- _INSTRUCTIONS TO FOLLOW_: Pictures do not belong in the copy; transcribe everything else in the records exactly.

══ RECORDS

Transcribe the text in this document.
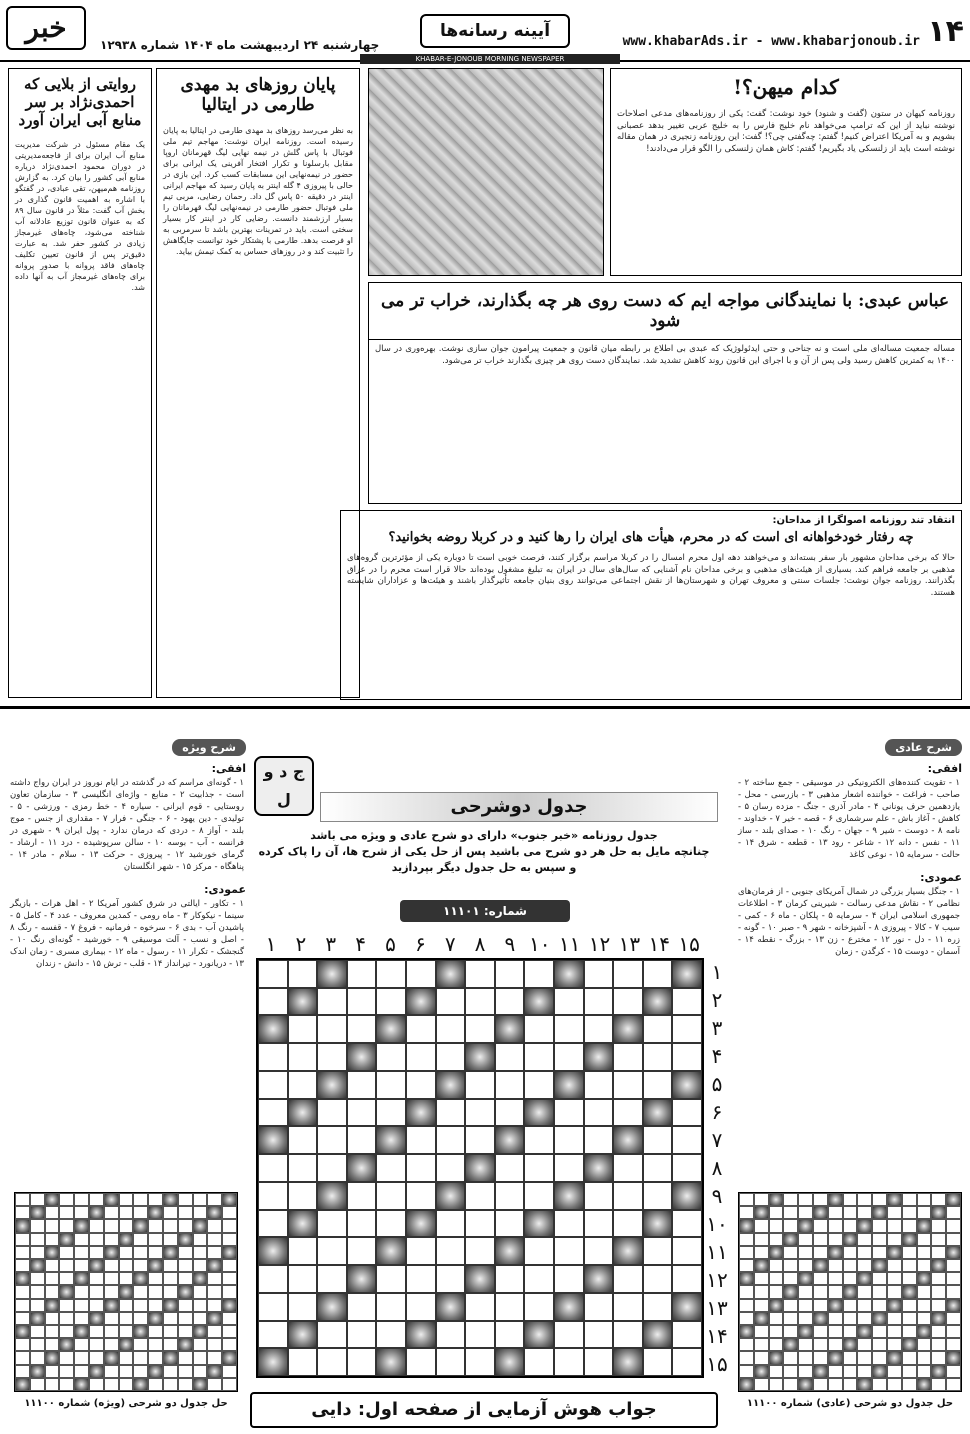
۱۴
www.khabarAds.ir - www.khabarjonoub.ir
آیینه رسانه‌ها
خبر
چهارشنبه ۲۴ اردیبهشت ماه ۱۴۰۴ شماره ۱۲۹۳۸
KHABAR-E-JONOUB MORNING NEWSPAPER
کدام میهن؟!
روزنامه کیهان در ستون (گفت و شنود) خود نوشت: گفت: یکی از روزنامه‌های مدعی اصلاحات نوشته نباید از این که ترامپ می‌خواهد نام خلیج فارس را به خلیج عربی تغییر بدهد عصبانی بشویم و به آمریکا اعتراض کنیم! گفتم: چه‌گفتی چی؟! گفت: این روزنامه زنجیری در همان مقاله نوشته است باید از زلنسکی یاد بگیریم! گفتم: کاش همان زلنسکی را الگو قرار می‌دادند!
پایان روزهای بد مهدی طارمی در ایتالیا
به نظر می‌رسد روزهای بد مهدی طارمی در ایتالیا به پایان رسیده است. روزنامه ایران نوشت: مهاجم تیم ملی فوتبال با پاس گلش در نیمه نهایی لیگ قهرمانان اروپا مقابل بارسلونا و تکرار افتخار آفرینی یک ایرانی برای حضور در نیمه‌نهایی این مسابقات کسب کرد. این بازی در حالی با پیروزی ۴ گله اینتر به پایان رسید که مهاجم ایرانی اینتر در دقیقه ۵۰ پاس گل داد. رحمان رضایی، مربی تیم ملی فوتبال حضور طارمی در نیمه‌نهایی لیگ قهرمانان را بسیار ارزشمند دانست. رضایی کار در اینتر کار بسیار سختی است. باید در تمرینات بهترین باشد تا سرمربی به او فرصت بدهد. طارمی با پشتکار خود توانست جایگاهش را تثبیت کند و در روزهای حساس به کمک تیمش بیاید.
روایتی از بلایی که احمدی‌نژاد بر سر منابع آبی ایران آورد
یک مقام مسئول در شرکت مدیریت منابع آب ایران برای از فاجعه‌مدیریتی در دوران محمود احمدی‌نژاد دریاره منابع آبی کشور را بیان کرد. به گزارش روزنامه هم‌میهن، تقی عبادی، در گفتگو با اشاره به اهمیت قانون گذاری در بخش آب گفت: مثلاً در قانون سال ۸۹ که به عنوان قانون توزیع عادلانه آب شناخته می‌شود، چاه‌های غیرمجاز زیادی در کشور حفر شد. به عبارت دقیق‌تر پس از قانون تعیین تکلیف چاه‌های فاقد پروانه با صدور پروانه برای چاه‌های غیرمجاز آب به آنها داده شد.
عباس عبدی: با نمایندگانی مواجه ایم که دست روی هر چه بگذارند، خراب تر می شود
مساله جمعیت مساله‌ای ملی است و نه جناحی و حتی ایدئولوژیک که عبدی بی اطلاع ‌بر ‌رابطه ‌میان ‌قانون و ‌جمعیت ‌پیرامون ‌جوان ‌سازی ‌نوشت. ‌بهره‌وری ‌در ‌سال ‌۱۴۰۰ ‌به ‌کمترین ‌کاهش ‌رسید ‌ولی ‌پس ‌از ‌آن ‌و ‌با ‌اجرای ‌این ‌قانون ‌روند ‌کاهش ‌تشدید ‌شد. ‌نمایندگان ‌دست ‌روی ‌هر ‌چیزی ‌بگذارند ‌خراب ‌تر ‌می‌شود.
انتقاد تند روزنامه اصولگرا از مداحان:
چه رفتار خودخواهانه ای است که در محرم، هیأت های ایران را رها کنید و در کربلا روضه بخوانید؟
حالا که برخی مداحان مشهور بار سفر بسته‌اند و می‌خواهند دهه اول محرم امسال را در کربلا مراسم برگزار کنند، فرصت خوبی است تا دوباره یکی از مؤثرترین گروه‌های مذهبی بر جامعه فراهم کند. بسیاری از هیئت‌های مذهبی و برخی مداحان نام آشنایی که سال‌های سال در ایران به تبلیغ مشغول بوده‌اند حالا قرار است محرم را در عراق بگذرانند. روزنامه جوان نوشت: جلسات سنتی و معروف تهران و شهرستان‌ها از نقش اجتماعی می‌توانند روی بنیان جامعه تأثیرگذار باشند و هیئت‌ها و عزاداران شایسته هستند.
ج د و ل	جدول دوشرحی
جدول روزنامه «خبر جنوب» دارای دو شرح عادی و ویژه می باشد
چنانچه مایل به حل هر دو شرح می باشید پس از حل یکی از شرح ها، آن را پاک کرده
و سپس به حل جدول دیگر بپردازید
شماره: ۱۱۱۰۱
۱۵
۱۴
۱۳
۱۲
۱۱
۱۰
۹
۸
۷
۶
۵
۴
۳
۲
۱
۱
۲
۳
۴
۵
۶
۷
۸
۹
۱۰
۱۱
۱۲
۱۳
۱۴
۱۵
شرح ویژه
افقی:
۱ - گونه‌ای مراسم که در گذشته در ایام نوروز در ایران رواج داشته است - جذابیت ۲ - منابع - واژه‌ای انگلیسی ۳ - سازمان تعاون روستایی - قوم ایرانی - سیاره ۴ - خط رمزی - ورزشی - ۵ - تولیدی - دین یهود - ۶ - جنگی - فرار ۷ - مقداری از جنس - موج بلند - آواز ۸ - دردی که درمان ندارد - پول ایران ۹ - شهری در فرانسه - آب - بوسه ۱۰ - سالن سرپوشیده - درد ۱۱ - ارشاد - گرمای خورشید ۱۲ - پیروزی - حرکت ۱۳ - سلام - مادر ۱۴ - پناهگاه - مرکز ۱۵ - شهر انگلستان
عمودی:
۱ - تکاور - ایالتی در شرق کشور آمریکا ۲ - اهل هرات - بازیگر سینما - نیکوکار ۳ - ماه رومی - کمدین معروف - عدد ۴ - کامل ۵ - پاشیدن آب - بدی ۶ - سرخوه - فرمانیه - فروغ ۷ - قفسه - رنگ ۸ - اصل و نسب - آلت موسیقی ۹ - خورشید - گونه‌ای رنگ ۱۰ - گنجشک - تکرار ۱۱ - رسول - ماه ۱۲ - بیماری مسری - زمان اندک ۱۳ - دریانورد - تیرانداز ۱۴ - قلب - ترش ۱۵ - دانش - زندان
شرح عادی
افقی:
۱ - تقویت کننده‌های الکترونیکی در موسیقی - جمع ساخته ۲ - صاحب - فراغت - خواننده اشعار مذهبی ۳ - بازرسی - محل - یازدهمین حرف یونانی ۴ - مادر آذری - جنگ - مزده رسان ۵ - کاهش - آغاز باش - علم سرشماری ۶ - قصه - خیر ۷ - خداوند - نامه ۸ - دوست - شیر ۹ - جهان - رنگ ۱۰ - صدای بلند - ساز ۱۱ - نفس - دانه ۱۲ - شاعر - رود ۱۳ - قطعه - شرق ۱۴ - حالت - سرمایه ۱۵ - نوعی کاغذ
عمودی:
۱ - جنگل بسیار بزرگی در شمال آمریکای جنوبی - از فرمان‌های نظامی ۲ - نقاش مدعی رسالت - شیرینی کرمان ۳ - اطلاعات جمهوری اسلامی ایران ۴ - سرمایه ۵ - پلکان - ماه ۶ - کمی - سیب ۷ - کالا - پیروزی ۸ - آشپزخانه - شهر ۹ - صبر ۱۰ - گونه - زره ۱۱ - دل - نور ۱۲ - مخترع - زن ۱۳ - بزرگ - نقطه ۱۴ - آسمان - دوست ۱۵ - کرگدن - زمان
حل جدول دو شرحی (ویژه) شماره ۱۱۱۰۰	حل جدول دو شرحی (عادی) شماره ۱۱۱۰۰
جواب هوش آزمایی از صفحه اول: دایی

════

- _TASK ANSWER_:
Transcribe the text in this document.
۱۴
www.khabarAds.ir - www.khabarjonoub.ir
آیینه رسانه‌ها
خبر
چهارشنبه ۲۴ اردیبهشت ماه ۱۴۰۴ شماره ۱۲۹۳۸
KHABAR-E-JONOUB MORNING NEWSPAPER
کدام میهن؟!
روزنامه کیهان در ستون (گفت و شنود) خود نوشت: گفت: یکی از روزنامه‌های مدعی اصلاحات نوشته نباید از این که ترامپ می‌خواهد نام خلیج فارس را به خلیج عربی تغییر بدهد عصبانی بشویم و به آمریکا اعتراض کنیم! گفتم: چه‌گفتی چی؟! گفت: این روزنامه زنجیری در همان مقاله نوشته است باید از زلنسکی یاد بگیریم! گفتم: کاش همان زلنسکی را الگو قرار می‌دادند!
پایان روزهای بد مهدی طارمی در ایتالیا
به نظر می‌رسد روزهای بد مهدی طارمی در ایتالیا به پایان رسیده است. روزنامه ایران نوشت: مهاجم تیم ملی فوتبال با پاس گلش در نیمه نهایی لیگ قهرمانان اروپا مقابل بارسلونا و تکرار افتخار آفرینی یک ایرانی برای حضور در نیمه‌نهایی این مسابقات کسب کرد. این بازی در حالی با پیروزی ۴ گله اینتر به پایان رسید که مهاجم ایرانی اینتر در دقیقه ۵۰ پاس گل داد. رحمان رضایی، مربی تیم ملی فوتبال حضور طارمی در نیمه‌نهایی لیگ قهرمانان را بسیار ارزشمند دانست. رضایی کار در اینتر کار بسیار سختی است. باید در تمرینات بهترین باشد تا سرمربی به او فرصت بدهد. طارمی با پشتکار خود توانست جایگاهش را تثبیت کند و در روزهای حساس به کمک تیمش بیاید.
روایتی از بلایی که احمدی‌نژاد بر سر منابع آبی ایران آورد
یک مقام مسئول در شرکت مدیریت منابع آب ایران برای از فاجعه‌مدیریتی در دوران محمود احمدی‌نژاد دریاره منابع آبی کشور را بیان کرد. به گزارش روزنامه هم‌میهن، تقی عبادی، در گفتگو با اشاره به اهمیت قانون گذاری در بخش آب گفت: مثلاً در قانون سال ۸۹ که به عنوان قانون توزیع عادلانه آب شناخته می‌شود، چاه‌های غیرمجاز زیادی در کشور حفر شد. به عبارت دقیق‌تر پس از قانون تعیین تکلیف چاه‌های فاقد پروانه با صدور پروانه برای چاه‌های غیرمجاز آب به آنها داده شد.
عباس عبدی: با نمایندگانی مواجه ایم که دست روی هر چه بگذارند، خراب تر می شود
مساله جمعیت مساله‌ای ملی است و نه جناحی و حتی ایدئولوژیک که عبدی بی اطلاع ‌بر ‌رابطه ‌میان ‌قانون و ‌جمعیت ‌پیرامون ‌جوان ‌سازی ‌نوشت. ‌بهره‌وری ‌در ‌سال ‌۱۴۰۰ ‌به ‌کمترین ‌کاهش ‌رسید ‌ولی ‌پس ‌از ‌آن ‌و ‌با ‌اجرای ‌این ‌قانون ‌روند ‌کاهش ‌تشدید ‌شد. ‌نمایندگان ‌دست ‌روی ‌هر ‌چیزی ‌بگذارند ‌خراب ‌تر ‌می‌شود.
انتقاد تند روزنامه اصولگرا از مداحان:
چه رفتار خودخواهانه ای است که در محرم، هیأت های ایران را رها کنید و در کربلا روضه بخوانید؟
حالا که برخی مداحان مشهور بار سفر بسته‌اند و می‌خواهند دهه اول محرم امسال را در کربلا مراسم برگزار کنند، فرصت خوبی است تا دوباره یکی از مؤثرترین گروه‌های مذهبی بر جامعه فراهم کند. بسیاری از هیئت‌های مذهبی و برخی مداحان نام آشنایی که سال‌های سال در ایران به تبلیغ مشغول بوده‌اند حالا قرار است محرم را در عراق بگذرانند. روزنامه جوان نوشت: جلسات سنتی و معروف تهران و شهرستان‌ها از نقش اجتماعی می‌توانند روی بنیان جامعه تأثیرگذار باشند و هیئت‌ها و عزاداران شایسته هستند.
ج د و ل	جدول دوشرحی
جدول روزنامه «خبر جنوب» دارای دو شرح عادی و ویژه می باشد
چنانچه مایل به حل هر دو شرح می باشید پس از حل یکی از شرح ها، آن را پاک کرده
و سپس به حل جدول دیگر بپردازید
شماره: ۱۱۱۰۱
۱۵
۱۴
۱۳
۱۲
۱۱
۱۰
۹
۸
۷
۶
۵
۴
۳
۲
۱
۱
۲
۳
۴
۵
۶
۷
۸
۹
۱۰
۱۱
۱۲
۱۳
۱۴
۱۵
شرح ویژه
افقی:
۱ - گونه‌ای مراسم که در گذشته در ایام نوروز در ایران رواج داشته است - جذابیت ۲ - منابع - واژه‌ای انگلیسی ۳ - سازمان تعاون روستایی - قوم ایرانی - سیاره ۴ - خط رمزی - ورزشی - ۵ - تولیدی - دین یهود - ۶ - جنگی - فرار ۷ - مقداری از جنس - موج بلند - آواز ۸ - دردی که درمان ندارد - پول ایران ۹ - شهری در فرانسه - آب - بوسه ۱۰ - سالن سرپوشیده - درد ۱۱ - ارشاد - گرمای خورشید ۱۲ - پیروزی - حرکت ۱۳ - سلام - مادر ۱۴ - پناهگاه - مرکز ۱۵ - شهر انگلستان
عمودی:
۱ - تکاور - ایالتی در شرق کشور آمریکا ۲ - اهل هرات - بازیگر سینما - نیکوکار ۳ - ماه رومی - کمدین معروف - عدد ۴ - کامل ۵ - پاشیدن آب - بدی ۶ - سرخوه - فرمانیه - فروغ ۷ - قفسه - رنگ ۸ - اصل و نسب - آلت موسیقی ۹ - خورشید - گونه‌ای رنگ ۱۰ - گنجشک - تکرار ۱۱ - رسول - ماه ۱۲ - بیماری مسری - زمان اندک ۱۳ - دریانورد - تیرانداز ۱۴ - قلب - ترش ۱۵ - دانش - زندان
شرح عادی
افقی:
۱ - تقویت کننده‌های الکترونیکی در موسیقی - جمع ساخته ۲ - صاحب - فراغت - خواننده اشعار مذهبی ۳ - بازرسی - محل - یازدهمین حرف یونانی ۴ - مادر آذری - جنگ - مزده رسان ۵ - کاهش - آغاز باش - علم سرشماری ۶ - قصه - خیر ۷ - خداوند - نامه ۸ - دوست - شیر ۹ - جهان - رنگ ۱۰ - صدای بلند - ساز ۱۱ - نفس - دانه ۱۲ - شاعر - رود ۱۳ - قطعه - شرق ۱۴ - حالت - سرمایه ۱۵ - نوعی کاغذ
عمودی:
۱ - جنگل بسیار بزرگی در شمال آمریکای جنوبی - از فرمان‌های نظامی ۲ - نقاش مدعی رسالت - شیرینی کرمان ۳ - اطلاعات جمهوری اسلامی ایران ۴ - سرمایه ۵ - پلکان - ماه ۶ - کمی - سیب ۷ - کالا - پیروزی ۸ - آشپزخانه - شهر ۹ - صبر ۱۰ - گونه - زره ۱۱ - دل - نور ۱۲ - مخترع - زن ۱۳ - بزرگ - نقطه ۱۴ - آسمان - دوست ۱۵ - کرگدن - زمان
حل جدول دو شرحی (ویژه) شماره ۱۱۱۰۰	حل جدول دو شرحی (عادی) شماره ۱۱۱۰۰
جواب هوش آزمایی از صفحه اول: دایی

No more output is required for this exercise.